[Task]:
Copy out verbatim, without any changes, the lines of the records from the one containing "- network-icon[interactable]: ☼: [1138, 698, 1147, 709]" through the one containing "- clip-button[interactable]: ✂", both included.

[Records from a collection]:
+---+

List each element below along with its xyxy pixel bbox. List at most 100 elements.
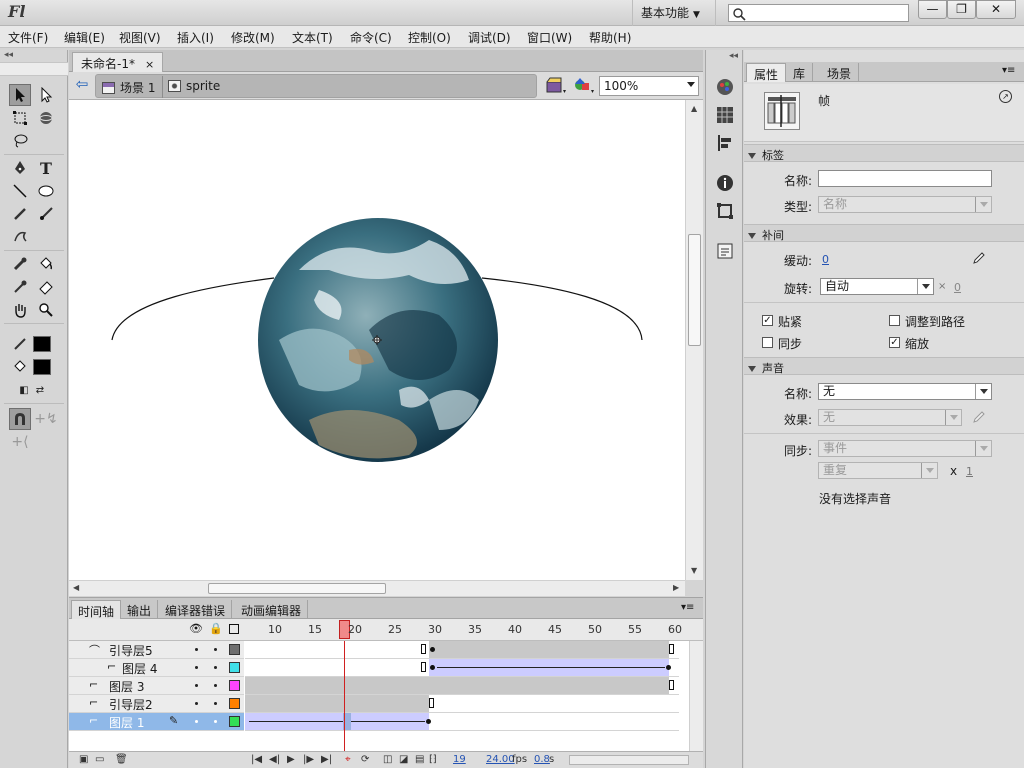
repeat-select[interactable]: 重复 [818,462,938,479]
panel-menu-icon[interactable]: ▾≡ [681,602,694,613]
paint-bucket-tool-icon[interactable] [35,253,57,275]
tab-compiler-errors[interactable]: 编译器错误 [159,600,233,619]
color-panel-icon[interactable] [716,78,734,96]
lasso-tool-icon[interactable] [9,130,31,152]
menu-control[interactable]: 控制(O) [408,29,451,46]
section-sound-header[interactable]: 声音 [744,357,1024,375]
layer-row[interactable]: ⌐ 引导层2 [69,695,244,713]
text-tool-icon[interactable]: T [35,157,57,179]
help-search-input[interactable] [728,4,909,22]
brush-tool-icon[interactable] [35,203,57,225]
help-icon[interactable]: ↗ [999,90,1012,103]
document-tab[interactable]: 未命名-1* × [72,52,164,72]
frames-row[interactable] [245,659,679,677]
swatches-panel-icon[interactable] [716,106,734,124]
edit-envelope-pencil-icon[interactable] [972,410,986,424]
next-frame-icon[interactable]: |▶ [303,754,314,765]
last-frame-icon[interactable]: ▶| [321,754,332,765]
breadcrumb-symbol[interactable]: sprite [168,79,220,93]
stage-canvas[interactable] [69,100,685,580]
elapsed-time-value[interactable]: 0.8 [534,754,550,765]
pen-tool-icon[interactable] [9,157,31,179]
lock-dot[interactable] [214,648,217,651]
lock-dot[interactable] [214,684,217,687]
layer-color-swatch[interactable] [229,716,240,727]
layer-color-swatch[interactable] [229,680,240,691]
scroll-right-icon[interactable]: ▶ [673,583,679,592]
menu-window[interactable]: 窗口(W) [527,29,572,46]
panel-grip[interactable] [0,62,68,76]
tab-scene[interactable]: 场景 [820,63,860,82]
fill-color-icon[interactable] [9,356,31,378]
tab-output[interactable]: 输出 [121,600,159,619]
sound-sync-select[interactable]: 事件 [818,440,992,457]
tab-timeline[interactable]: 时间轴 [71,600,122,619]
new-layer-icon[interactable]: ▣ [79,754,88,765]
close-tab-icon[interactable]: × [145,58,154,71]
center-frame-icon[interactable]: ⌖ [345,754,351,765]
layer-row[interactable]: ⌐ 图层 3 [69,677,244,695]
back-arrow-icon[interactable]: ⇦ [73,76,91,94]
stroke-color-swatch[interactable] [33,336,51,352]
workspace-switcher[interactable]: 基本功能 ▼ [632,0,716,26]
snap-checkbox[interactable]: ✓ [762,315,773,326]
ease-value[interactable]: 0 [822,253,829,266]
layer-color-swatch[interactable] [229,698,240,709]
layer-color-swatch[interactable] [229,644,240,655]
scrollbar-thumb[interactable] [688,234,701,346]
lock-dot[interactable] [214,666,217,669]
straighten-icon[interactable]: +⟨ [9,431,31,453]
prev-frame-icon[interactable]: ◀| [269,754,280,765]
timeline-horizontal-scrollbar[interactable] [569,755,689,765]
loop-icon[interactable]: ⟳ [361,754,369,765]
scrollbar-thumb[interactable] [208,583,386,594]
orient-to-path-checkbox[interactable] [889,315,900,326]
menu-view[interactable]: 视图(V) [119,29,161,46]
delete-layer-icon[interactable]: 🗑 [115,754,128,765]
effect-select[interactable]: 无 [818,409,962,426]
visibility-dot[interactable] [195,684,198,687]
outline-icon[interactable] [229,624,239,634]
section-label-header[interactable]: 标签 [744,144,1024,162]
align-panel-icon[interactable] [716,134,734,152]
layer-row[interactable]: ⌒ 引导层5 [69,641,244,659]
layer-name[interactable]: 图层 3 [109,678,144,695]
tab-motion-editor[interactable]: 动画编辑器 [235,600,309,619]
stroke-color-icon[interactable] [9,333,31,355]
close-window-button[interactable]: ✕ [976,0,1016,19]
sound-name-select[interactable]: 无 [818,383,992,400]
zoom-select[interactable]: 100% [599,76,699,96]
menu-modify[interactable]: 修改(M) [231,29,275,46]
sync-checkbox[interactable] [762,337,773,348]
maximize-button[interactable]: ❐ [947,0,976,19]
menu-debug[interactable]: 调试(D) [468,29,511,46]
scroll-left-icon[interactable]: ◀ [73,583,79,592]
current-frame-value[interactable]: 19 [453,754,466,765]
menu-commands[interactable]: 命令(C) [350,29,392,46]
edit-multiple-frames-icon[interactable]: ▤ [415,754,424,765]
visibility-dot[interactable] [195,702,198,705]
visibility-dot[interactable] [195,720,198,723]
layer-name[interactable]: 图层 1 [109,714,144,731]
oval-tool-icon[interactable] [35,180,57,202]
visibility-dot[interactable] [195,648,198,651]
hand-tool-icon[interactable] [9,299,31,321]
3d-rotation-tool-icon[interactable] [35,107,57,129]
scale-checkbox[interactable]: ✓ [889,337,900,348]
panel-menu-icon[interactable]: ▾≡ [1002,65,1015,76]
transform-panel-icon[interactable] [716,202,734,220]
collapse-panel-icon[interactable]: ◂◂ [4,50,13,60]
fps-value[interactable]: 24.00 [486,754,515,765]
visibility-dot[interactable] [195,666,198,669]
components-panel-icon[interactable] [716,242,734,260]
bone-tool-icon[interactable] [9,253,31,275]
scroll-down-icon[interactable]: ▼ [691,566,697,575]
zoom-tool-icon[interactable] [35,299,57,321]
breadcrumb-scene[interactable]: 场景 1 [102,79,155,96]
repeat-count-value[interactable]: 1 [966,465,973,478]
subselection-tool-icon[interactable] [35,84,57,106]
info-panel-icon[interactable] [716,174,734,192]
first-frame-icon[interactable]: |◀ [251,754,262,765]
edit-scene-icon[interactable] [545,76,567,96]
menu-file[interactable]: 文件(F) [8,29,48,46]
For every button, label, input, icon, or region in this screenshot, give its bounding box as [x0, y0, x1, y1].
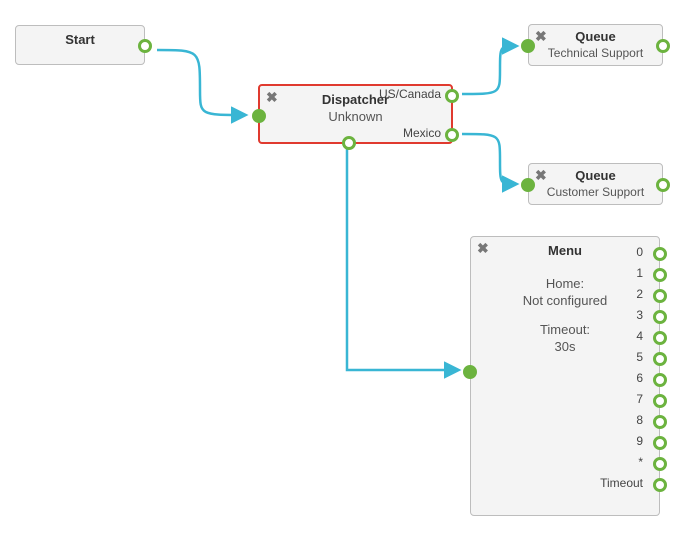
menu-opt-label-4: 4 — [636, 329, 643, 343]
menu-timeout-value: 30s — [471, 339, 659, 354]
menu-opt-label-6: 6 — [636, 371, 643, 385]
menu-opt-label-7: 7 — [636, 392, 643, 406]
close-icon[interactable]: ✖ — [535, 29, 547, 43]
menu-opt-label-timeout: Timeout — [600, 476, 643, 490]
port-menu-1[interactable] — [653, 268, 667, 282]
node-queue-customer-title: Queue — [529, 168, 662, 183]
node-menu-title: Menu — [471, 243, 659, 258]
port-menu-2[interactable] — [653, 289, 667, 303]
menu-home-value: Not configured — [471, 293, 659, 308]
port-menu-9[interactable] — [653, 436, 667, 450]
port-menu-8[interactable] — [653, 415, 667, 429]
port-menu-5[interactable] — [653, 352, 667, 366]
port-dispatcher-uscanada[interactable] — [445, 89, 459, 103]
node-queue-customer-sub: Customer Support — [529, 185, 662, 199]
node-queue-technical-sub: Technical Support — [529, 46, 662, 60]
close-icon[interactable]: ✖ — [535, 168, 547, 182]
port-menu-0[interactable] — [653, 247, 667, 261]
menu-opt-label-1: 1 — [636, 266, 643, 280]
port-queue1-out[interactable] — [656, 39, 670, 53]
menu-opt-label-2: 2 — [636, 287, 643, 301]
menu-opt-label-0: 0 — [636, 245, 643, 259]
close-icon[interactable]: ✖ — [477, 241, 489, 255]
port-menu-3[interactable] — [653, 310, 667, 324]
node-start[interactable]: Start — [15, 25, 145, 65]
node-queue-customer[interactable]: ✖ Queue Customer Support — [528, 163, 663, 205]
port-label-uscanada: US/Canada — [379, 87, 441, 101]
port-menu-7[interactable] — [653, 394, 667, 408]
port-menu-4[interactable] — [653, 331, 667, 345]
port-dispatcher-mexico[interactable] — [445, 128, 459, 142]
port-menu-star[interactable] — [653, 457, 667, 471]
port-menu-in[interactable] — [463, 365, 477, 379]
port-queue1-in[interactable] — [521, 39, 535, 53]
menu-home-label: Home: — [471, 276, 659, 291]
menu-opt-label-star: * — [638, 455, 643, 469]
node-queue-technical-title: Queue — [529, 29, 662, 44]
port-start-out[interactable] — [138, 39, 152, 53]
node-menu[interactable]: ✖ Menu Home: Not configured Timeout: 30s… — [470, 236, 660, 516]
node-dispatcher[interactable]: ✖ Dispatcher Unknown US/Canada Mexico — [258, 84, 453, 144]
port-menu-timeout[interactable] — [653, 478, 667, 492]
port-label-mexico: Mexico — [403, 126, 441, 140]
port-queue2-out[interactable] — [656, 178, 670, 192]
port-dispatcher-unknown[interactable] — [342, 136, 356, 150]
port-queue2-in[interactable] — [521, 178, 535, 192]
port-menu-6[interactable] — [653, 373, 667, 387]
node-start-title: Start — [16, 32, 144, 47]
menu-opt-label-5: 5 — [636, 350, 643, 364]
node-dispatcher-subtitle: Unknown — [260, 109, 451, 124]
menu-opt-label-8: 8 — [636, 413, 643, 427]
port-dispatcher-in[interactable] — [252, 109, 266, 123]
menu-timeout-label: Timeout: — [471, 322, 659, 337]
node-queue-technical[interactable]: ✖ Queue Technical Support — [528, 24, 663, 66]
menu-opt-label-9: 9 — [636, 434, 643, 448]
close-icon[interactable]: ✖ — [266, 90, 278, 104]
menu-opt-label-3: 3 — [636, 308, 643, 322]
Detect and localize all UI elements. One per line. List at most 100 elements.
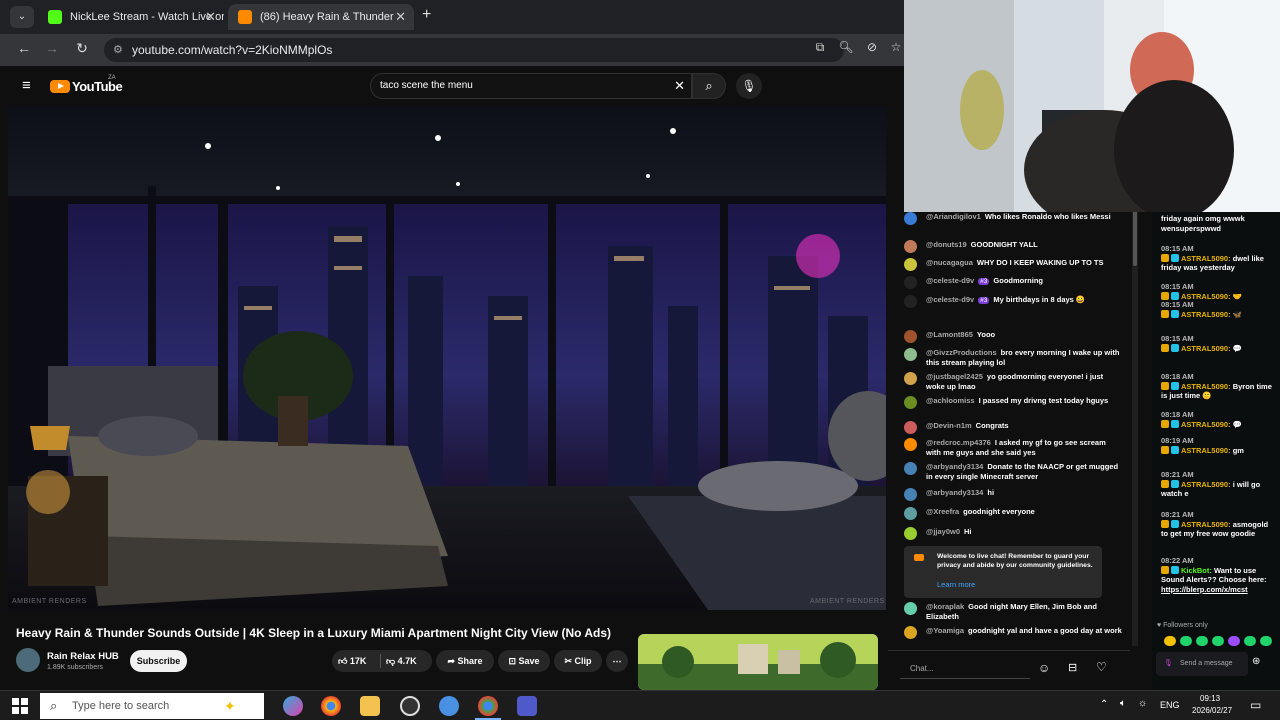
- network-icon[interactable]: ☼: [1138, 698, 1147, 709]
- copilot-icon[interactable]: [283, 696, 303, 716]
- voice-search-button[interactable]: 🎙︎: [736, 73, 762, 99]
- kick-username[interactable]: ASTRAL5090:: [1181, 310, 1231, 319]
- search-button[interactable]: ⌕: [692, 73, 726, 99]
- kick-username[interactable]: ASTRAL5090:: [1181, 344, 1231, 353]
- subscribe-button[interactable]: Subscribe: [130, 650, 187, 672]
- close-tab-icon[interactable]: ✕: [205, 4, 216, 30]
- chat-author[interactable]: @arbyandy3134: [926, 462, 983, 471]
- chat-author[interactable]: @celeste-d9v: [926, 276, 974, 285]
- channel-name[interactable]: Rain Relax HUB: [47, 651, 119, 662]
- emote-picker-icon[interactable]: ⊛: [1252, 656, 1260, 667]
- chat-author[interactable]: @redcroc.mp4376: [926, 438, 991, 447]
- save-button[interactable]: ⊡ Save: [498, 650, 550, 672]
- emote-icon[interactable]: [1244, 636, 1256, 646]
- user-avatar[interactable]: [904, 527, 917, 540]
- learn-more-link[interactable]: Learn more: [937, 580, 975, 589]
- obs-icon[interactable]: [400, 696, 420, 716]
- like-button[interactable]: 👍︎ 17K: [338, 650, 366, 672]
- emote-icon[interactable]: [1164, 636, 1176, 646]
- user-avatar[interactable]: [904, 421, 917, 434]
- chrome-active-icon[interactable]: [478, 696, 498, 716]
- chat-author[interactable]: @Lamont865: [926, 330, 973, 339]
- user-avatar[interactable]: [904, 240, 917, 253]
- kick-send-input[interactable]: 🎙︎ Send a message: [1156, 652, 1248, 676]
- tab-list-button[interactable]: ⌄: [10, 6, 34, 28]
- emote-icon[interactable]: [1260, 636, 1272, 646]
- app-icon[interactable]: [439, 696, 459, 716]
- tab-kick-stream[interactable]: NickLee Stream - Watch Live on ✕: [38, 4, 224, 30]
- tracking-icon[interactable]: ⊘: [862, 40, 882, 54]
- chat-author[interactable]: @Devin-n1m: [926, 421, 972, 430]
- hamburger-menu-icon[interactable]: ≡: [22, 77, 31, 94]
- chat-author[interactable]: @Ariandigilov1: [926, 212, 981, 221]
- tab-youtube-video[interactable]: (86) Heavy Rain & Thunder ✕: [228, 4, 414, 30]
- chat-scrollbar-thumb[interactable]: [1133, 210, 1137, 266]
- kick-username[interactable]: ASTRAL5090:: [1181, 520, 1231, 529]
- clip-button[interactable]: ✂ Clip: [554, 650, 602, 672]
- kick-username[interactable]: KickBot:: [1181, 566, 1212, 575]
- chat-author[interactable]: @GivzzProductions: [926, 348, 997, 357]
- forward-icon[interactable]: →: [42, 40, 62, 56]
- kick-username[interactable]: ASTRAL5090:: [1181, 254, 1231, 263]
- file-explorer-icon[interactable]: [360, 696, 380, 716]
- emote-icon[interactable]: [1196, 636, 1208, 646]
- chat-author[interactable]: @achloomiss: [926, 396, 975, 405]
- heart-icon[interactable]: ♡: [1096, 660, 1107, 674]
- chat-author[interactable]: @donuts19: [926, 240, 967, 249]
- emote-icon[interactable]: [1212, 636, 1224, 646]
- kick-username[interactable]: ASTRAL5090:: [1181, 446, 1231, 455]
- input-language[interactable]: ENG: [1160, 700, 1180, 710]
- notifications-icon[interactable]: ▭: [1250, 698, 1261, 712]
- channel-avatar[interactable]: [16, 648, 40, 672]
- speaker-icon[interactable]: 🔈︎: [1120, 698, 1126, 709]
- user-avatar[interactable]: [904, 258, 917, 271]
- chat-input[interactable]: Chat...: [900, 659, 1030, 679]
- chat-author[interactable]: @koraplak: [926, 602, 964, 611]
- dislike-button[interactable]: 👎︎ 4.7K: [386, 650, 417, 672]
- kick-username[interactable]: ASTRAL5090:: [1181, 420, 1231, 429]
- user-avatar[interactable]: [904, 438, 917, 451]
- kick-link[interactable]: https://blerp.com/x/mcst: [1161, 585, 1277, 595]
- zoom-icon[interactable]: 🔍︎: [836, 40, 856, 54]
- mic-icon[interactable]: 🎙︎: [1164, 652, 1173, 676]
- bookmark-star-icon[interactable]: ☆: [886, 40, 906, 54]
- reload-icon[interactable]: ↻: [72, 40, 92, 57]
- user-avatar[interactable]: [904, 626, 917, 639]
- chat-author[interactable]: @jjay0w0: [926, 527, 960, 536]
- tray-chevron-icon[interactable]: ⌃: [1100, 699, 1108, 710]
- share-button[interactable]: ➦ Share: [436, 650, 494, 672]
- user-avatar[interactable]: [904, 372, 917, 385]
- clock-date[interactable]: 2026/02/27: [1192, 706, 1232, 715]
- clear-search-icon[interactable]: ✕: [674, 74, 685, 98]
- search-input[interactable]: taco scene the menu ✕: [370, 73, 692, 99]
- url-field[interactable]: ⚙ youtube.com/watch?v=2KioNMMplOs: [104, 38, 844, 62]
- kick-username[interactable]: ASTRAL5090:: [1181, 382, 1231, 391]
- user-avatar[interactable]: [904, 507, 917, 520]
- clock-time[interactable]: 09:13: [1200, 694, 1220, 703]
- new-tab-button[interactable]: +: [422, 6, 431, 24]
- close-tab-icon[interactable]: ✕: [395, 4, 406, 30]
- taskbar-search[interactable]: ⌕ Type here to search ✦: [40, 693, 264, 719]
- more-actions-button[interactable]: ⋯: [606, 650, 628, 672]
- user-avatar[interactable]: [904, 276, 917, 289]
- chat-author[interactable]: @Yoamiga: [926, 626, 964, 635]
- video-player[interactable]: AMBIENT RENDERS AMBIENT RENDERS: [8, 106, 886, 610]
- site-info-icon[interactable]: ⚙: [113, 38, 123, 62]
- user-avatar[interactable]: [904, 295, 917, 308]
- chat-author[interactable]: @arbyandy3134: [926, 488, 983, 497]
- emote-icon[interactable]: [1228, 636, 1240, 646]
- teams-icon[interactable]: [517, 696, 537, 716]
- user-avatar[interactable]: [904, 396, 917, 409]
- install-icon[interactable]: ⧉: [810, 40, 830, 55]
- chat-author[interactable]: @Xreefra: [926, 507, 959, 516]
- emote-icon[interactable]: [1180, 636, 1192, 646]
- user-avatar[interactable]: [904, 602, 917, 615]
- back-icon[interactable]: ←: [14, 40, 34, 56]
- user-avatar[interactable]: [904, 488, 917, 501]
- user-avatar[interactable]: [904, 348, 917, 361]
- chat-author[interactable]: @celeste-d9v: [926, 295, 974, 304]
- user-avatar[interactable]: [904, 330, 917, 343]
- user-avatar[interactable]: [904, 462, 917, 475]
- emoji-icon[interactable]: ☺: [1038, 661, 1050, 675]
- chat-author[interactable]: @nucagagua: [926, 258, 973, 267]
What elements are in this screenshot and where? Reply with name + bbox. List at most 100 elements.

+---+

[Full solution]:
- network-icon[interactable]: ☼: [1138, 698, 1147, 709]
- copilot-icon[interactable]: [283, 696, 303, 716]
- voice-search-button[interactable]: 🎙︎: [736, 73, 762, 99]
- kick-username[interactable]: ASTRAL5090:: [1181, 310, 1231, 319]
- search-button[interactable]: ⌕: [692, 73, 726, 99]
- kick-username[interactable]: ASTRAL5090:: [1181, 344, 1231, 353]
- subscribe-button[interactable]: Subscribe: [130, 650, 187, 672]
- close-tab-icon[interactable]: ✕: [205, 4, 216, 30]
- chat-author[interactable]: @arbyandy3134: [926, 462, 983, 471]
- chat-author[interactable]: @celeste-d9v: [926, 276, 974, 285]
- channel-name[interactable]: Rain Relax HUB: [47, 651, 119, 662]
- emote-picker-icon[interactable]: ⊛: [1252, 656, 1260, 667]
- chat-author[interactable]: @redcroc.mp4376: [926, 438, 991, 447]
- save-button[interactable]: ⊡ Save: [498, 650, 550, 672]
- emote-icon[interactable]: [1244, 636, 1256, 646]
- user-avatar[interactable]: [904, 527, 917, 540]
- learn-more-link[interactable]: Learn more: [937, 580, 975, 589]
- obs-icon[interactable]: [400, 696, 420, 716]
- like-button[interactable]: 👍︎ 17K: [338, 650, 366, 672]
- emote-icon[interactable]: [1164, 636, 1176, 646]
- user-avatar[interactable]: [904, 421, 917, 434]
- chrome-active-icon[interactable]: [478, 696, 498, 716]
- chat-author[interactable]: @Lamont865: [926, 330, 973, 339]
- user-avatar[interactable]: [904, 240, 917, 253]
- kick-send-input[interactable]: 🎙︎ Send a message: [1156, 652, 1248, 676]
- tab-list-button[interactable]: ⌄: [10, 6, 34, 28]
- emote-icon[interactable]: [1260, 636, 1272, 646]
- app-icon[interactable]: [439, 696, 459, 716]
- tab-kick-stream[interactable]: NickLee Stream - Watch Live on ✕: [38, 4, 224, 30]
- tracking-icon[interactable]: ⊘: [862, 40, 882, 54]
- chat-author[interactable]: @Devin-n1m: [926, 421, 972, 430]
- hamburger-menu-icon[interactable]: ≡: [22, 77, 31, 94]
- chat-author[interactable]: @Ariandigilov1: [926, 212, 981, 221]
- tab-youtube-video[interactable]: (86) Heavy Rain & Thunder ✕: [228, 4, 414, 30]
- chat-scrollbar-thumb[interactable]: [1133, 210, 1137, 266]
- kick-username[interactable]: ASTRAL5090:: [1181, 520, 1231, 529]
- clip-button[interactable]: ✂ Clip: [554, 650, 602, 672]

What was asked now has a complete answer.